▶ **Problem to solve**: Repeat the records exactly. Every line must match.

* BEGIN *

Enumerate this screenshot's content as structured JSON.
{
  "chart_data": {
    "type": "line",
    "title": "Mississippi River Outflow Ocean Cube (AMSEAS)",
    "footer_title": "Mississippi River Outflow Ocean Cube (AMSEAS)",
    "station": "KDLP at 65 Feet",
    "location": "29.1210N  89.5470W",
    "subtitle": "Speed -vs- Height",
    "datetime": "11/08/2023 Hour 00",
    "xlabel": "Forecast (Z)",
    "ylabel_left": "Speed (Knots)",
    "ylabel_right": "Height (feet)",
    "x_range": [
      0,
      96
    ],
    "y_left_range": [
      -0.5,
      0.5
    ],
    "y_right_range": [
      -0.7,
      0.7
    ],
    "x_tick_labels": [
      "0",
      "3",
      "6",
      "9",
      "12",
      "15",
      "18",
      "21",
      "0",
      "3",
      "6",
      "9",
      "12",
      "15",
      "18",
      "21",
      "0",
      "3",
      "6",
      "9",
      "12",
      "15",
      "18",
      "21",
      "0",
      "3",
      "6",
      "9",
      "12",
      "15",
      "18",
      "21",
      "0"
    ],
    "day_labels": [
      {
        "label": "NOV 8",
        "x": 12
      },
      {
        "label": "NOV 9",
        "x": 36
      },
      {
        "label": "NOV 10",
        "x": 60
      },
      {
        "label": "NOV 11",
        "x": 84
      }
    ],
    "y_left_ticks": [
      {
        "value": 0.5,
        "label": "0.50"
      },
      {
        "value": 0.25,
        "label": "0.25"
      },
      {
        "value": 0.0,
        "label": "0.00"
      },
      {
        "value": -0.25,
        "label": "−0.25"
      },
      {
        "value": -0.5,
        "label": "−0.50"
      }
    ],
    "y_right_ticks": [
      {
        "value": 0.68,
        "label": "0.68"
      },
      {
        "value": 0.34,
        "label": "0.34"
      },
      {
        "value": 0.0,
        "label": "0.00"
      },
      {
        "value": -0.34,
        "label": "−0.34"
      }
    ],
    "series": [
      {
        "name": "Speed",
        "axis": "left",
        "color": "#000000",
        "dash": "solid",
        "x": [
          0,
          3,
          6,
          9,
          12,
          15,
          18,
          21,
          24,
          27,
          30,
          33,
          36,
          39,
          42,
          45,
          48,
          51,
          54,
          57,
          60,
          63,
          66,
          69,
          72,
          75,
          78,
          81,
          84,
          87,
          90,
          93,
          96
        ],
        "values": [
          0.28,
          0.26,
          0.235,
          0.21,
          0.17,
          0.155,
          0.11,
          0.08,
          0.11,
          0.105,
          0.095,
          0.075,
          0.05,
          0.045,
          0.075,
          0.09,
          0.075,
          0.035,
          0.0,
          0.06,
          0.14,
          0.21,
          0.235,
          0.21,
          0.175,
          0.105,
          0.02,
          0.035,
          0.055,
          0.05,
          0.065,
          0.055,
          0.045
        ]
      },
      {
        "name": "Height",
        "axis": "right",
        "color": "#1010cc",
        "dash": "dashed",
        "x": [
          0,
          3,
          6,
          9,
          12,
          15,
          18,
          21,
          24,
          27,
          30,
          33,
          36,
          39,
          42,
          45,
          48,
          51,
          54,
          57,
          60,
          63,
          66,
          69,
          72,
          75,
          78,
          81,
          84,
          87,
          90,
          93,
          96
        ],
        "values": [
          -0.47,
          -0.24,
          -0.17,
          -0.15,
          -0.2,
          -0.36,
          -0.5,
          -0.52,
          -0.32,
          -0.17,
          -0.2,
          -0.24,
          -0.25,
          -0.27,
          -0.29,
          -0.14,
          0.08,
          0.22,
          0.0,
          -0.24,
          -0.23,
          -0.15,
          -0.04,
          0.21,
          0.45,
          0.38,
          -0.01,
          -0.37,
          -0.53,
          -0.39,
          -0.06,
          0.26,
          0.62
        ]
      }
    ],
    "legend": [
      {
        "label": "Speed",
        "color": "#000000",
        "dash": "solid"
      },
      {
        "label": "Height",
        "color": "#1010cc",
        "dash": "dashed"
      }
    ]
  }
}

* END *

▶ **In response**:
Enumerate this screenshot's content as structured JSON.
{
  "chart_data": {
    "type": "line",
    "title": "Mississippi River Outflow Ocean Cube (AMSEAS)",
    "footer_title": "Mississippi River Outflow Ocean Cube (AMSEAS)",
    "station": "KDLP at 65 Feet",
    "location": "29.1210N  89.5470W",
    "subtitle": "Speed -vs- Height",
    "datetime": "11/08/2023 Hour 00",
    "xlabel": "Forecast (Z)",
    "ylabel_left": "Speed (Knots)",
    "ylabel_right": "Height (feet)",
    "x_range": [
      0,
      96
    ],
    "y_left_range": [
      -0.5,
      0.5
    ],
    "y_right_range": [
      -0.7,
      0.7
    ],
    "x_tick_labels": [
      "0",
      "3",
      "6",
      "9",
      "12",
      "15",
      "18",
      "21",
      "0",
      "3",
      "6",
      "9",
      "12",
      "15",
      "18",
      "21",
      "0",
      "3",
      "6",
      "9",
      "12",
      "15",
      "18",
      "21",
      "0",
      "3",
      "6",
      "9",
      "12",
      "15",
      "18",
      "21",
      "0"
    ],
    "day_labels": [
      {
        "label": "NOV 8",
        "x": 12
      },
      {
        "label": "NOV 9",
        "x": 36
      },
      {
        "label": "NOV 10",
        "x": 60
      },
      {
        "label": "NOV 11",
        "x": 84
      }
    ],
    "y_left_ticks": [
      {
        "value": 0.5,
        "label": "0.50"
      },
      {
        "value": 0.25,
        "label": "0.25"
      },
      {
        "value": 0.0,
        "label": "0.00"
      },
      {
        "value": -0.25,
        "label": "−0.25"
      },
      {
        "value": -0.5,
        "label": "−0.50"
      }
    ],
    "y_right_ticks": [
      {
        "value": 0.68,
        "label": "0.68"
      },
      {
        "value": 0.34,
        "label": "0.34"
      },
      {
        "value": 0.0,
        "label": "0.00"
      },
      {
        "value": -0.34,
        "label": "−0.34"
      }
    ],
    "series": [
      {
        "name": "Speed",
        "axis": "left",
        "color": "#000000",
        "dash": "solid",
        "x": [
          0,
          3,
          6,
          9,
          12,
          15,
          18,
          21,
          24,
          27,
          30,
          33,
          36,
          39,
          42,
          45,
          48,
          51,
          54,
          57,
          60,
          63,
          66,
          69,
          72,
          75,
          78,
          81,
          84,
          87,
          90,
          93,
          96
        ],
        "values": [
          0.28,
          0.26,
          0.235,
          0.21,
          0.17,
          0.155,
          0.11,
          0.08,
          0.11,
          0.105,
          0.095,
          0.075,
          0.05,
          0.045,
          0.075,
          0.09,
          0.075,
          0.035,
          0.0,
          0.06,
          0.14,
          0.21,
          0.235,
          0.21,
          0.175,
          0.105,
          0.02,
          0.035,
          0.055,
          0.05,
          0.065,
          0.055,
          0.045
        ]
      },
      {
        "name": "Height",
        "axis": "right",
        "color": "#1010cc",
        "dash": "dashed",
        "x": [
          0,
          3,
          6,
          9,
          12,
          15,
          18,
          21,
          24,
          27,
          30,
          33,
          36,
          39,
          42,
          45,
          48,
          51,
          54,
          57,
          60,
          63,
          66,
          69,
          72,
          75,
          78,
          81,
          84,
          87,
          90,
          93,
          96
        ],
        "values": [
          -0.47,
          -0.24,
          -0.17,
          -0.15,
          -0.2,
          -0.36,
          -0.5,
          -0.52,
          -0.32,
          -0.17,
          -0.2,
          -0.24,
          -0.25,
          -0.27,
          -0.29,
          -0.14,
          0.08,
          0.22,
          0.0,
          -0.24,
          -0.23,
          -0.15,
          -0.04,
          0.21,
          0.45,
          0.38,
          -0.01,
          -0.37,
          -0.53,
          -0.39,
          -0.06,
          0.26,
          0.62
        ]
      }
    ],
    "legend": [
      {
        "label": "Speed",
        "color": "#000000",
        "dash": "solid"
      },
      {
        "label": "Height",
        "color": "#1010cc",
        "dash": "dashed"
      }
    ]
  }
}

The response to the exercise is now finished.